- WHAT IS EXPECTED
Reproduce, word for word, every line starting at the line that contains "Read all visible content and emit it as JSON." and ending with the final line of the entries.

- EXCERPTED DATA

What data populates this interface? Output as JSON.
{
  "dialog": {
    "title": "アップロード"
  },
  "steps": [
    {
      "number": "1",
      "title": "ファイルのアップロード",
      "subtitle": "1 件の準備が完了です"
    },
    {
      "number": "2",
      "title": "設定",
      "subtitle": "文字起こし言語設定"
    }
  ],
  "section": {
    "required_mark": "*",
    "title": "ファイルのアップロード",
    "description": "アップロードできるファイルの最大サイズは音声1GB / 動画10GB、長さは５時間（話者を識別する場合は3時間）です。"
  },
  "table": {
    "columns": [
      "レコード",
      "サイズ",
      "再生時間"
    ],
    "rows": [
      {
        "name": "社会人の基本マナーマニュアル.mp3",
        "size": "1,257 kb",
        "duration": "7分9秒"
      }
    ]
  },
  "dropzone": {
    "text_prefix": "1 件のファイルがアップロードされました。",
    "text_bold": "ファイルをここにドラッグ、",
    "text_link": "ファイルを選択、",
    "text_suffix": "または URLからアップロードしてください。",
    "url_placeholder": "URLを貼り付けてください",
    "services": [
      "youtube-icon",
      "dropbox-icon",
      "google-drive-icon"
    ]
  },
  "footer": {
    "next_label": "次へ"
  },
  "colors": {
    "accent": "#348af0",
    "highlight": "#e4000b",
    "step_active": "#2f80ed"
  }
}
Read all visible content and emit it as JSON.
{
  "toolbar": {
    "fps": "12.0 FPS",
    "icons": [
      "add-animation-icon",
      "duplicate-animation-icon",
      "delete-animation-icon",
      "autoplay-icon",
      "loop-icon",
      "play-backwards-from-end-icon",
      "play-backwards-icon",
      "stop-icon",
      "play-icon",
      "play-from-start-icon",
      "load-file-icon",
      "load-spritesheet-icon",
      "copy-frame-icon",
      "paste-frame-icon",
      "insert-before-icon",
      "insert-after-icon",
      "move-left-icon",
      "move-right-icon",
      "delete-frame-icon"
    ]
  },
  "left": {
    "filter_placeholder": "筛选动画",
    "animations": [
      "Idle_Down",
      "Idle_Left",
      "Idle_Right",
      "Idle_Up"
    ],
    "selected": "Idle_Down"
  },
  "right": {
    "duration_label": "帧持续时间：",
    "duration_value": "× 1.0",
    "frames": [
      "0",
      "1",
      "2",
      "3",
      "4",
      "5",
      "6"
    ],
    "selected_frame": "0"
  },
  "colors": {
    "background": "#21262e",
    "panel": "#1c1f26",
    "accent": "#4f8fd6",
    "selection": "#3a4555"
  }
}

- FULL ANSWER
Read all visible content and emit it as JSON.
{
  "toolbar": {
    "fps": "12.0 FPS",
    "icons": [
      "add-animation-icon",
      "duplicate-animation-icon",
      "delete-animation-icon",
      "autoplay-icon",
      "loop-icon",
      "play-backwards-from-end-icon",
      "play-backwards-icon",
      "stop-icon",
      "play-icon",
      "play-from-start-icon",
      "load-file-icon",
      "load-spritesheet-icon",
      "copy-frame-icon",
      "paste-frame-icon",
      "insert-before-icon",
      "insert-after-icon",
      "move-left-icon",
      "move-right-icon",
      "delete-frame-icon"
    ]
  },
  "left": {
    "filter_placeholder": "筛选动画",
    "animations": [
      "Idle_Down",
      "Idle_Left",
      "Idle_Right",
      "Idle_Up"
    ],
    "selected": "Idle_Down"
  },
  "right": {
    "duration_label": "帧持续时间：",
    "duration_value": "× 1.0",
    "frames": [
      "0",
      "1",
      "2",
      "3",
      "4",
      "5",
      "6"
    ],
    "selected_frame": "0"
  },
  "colors": {
    "background": "#21262e",
    "panel": "#1c1f26",
    "accent": "#4f8fd6",
    "selection": "#3a4555"
  }
}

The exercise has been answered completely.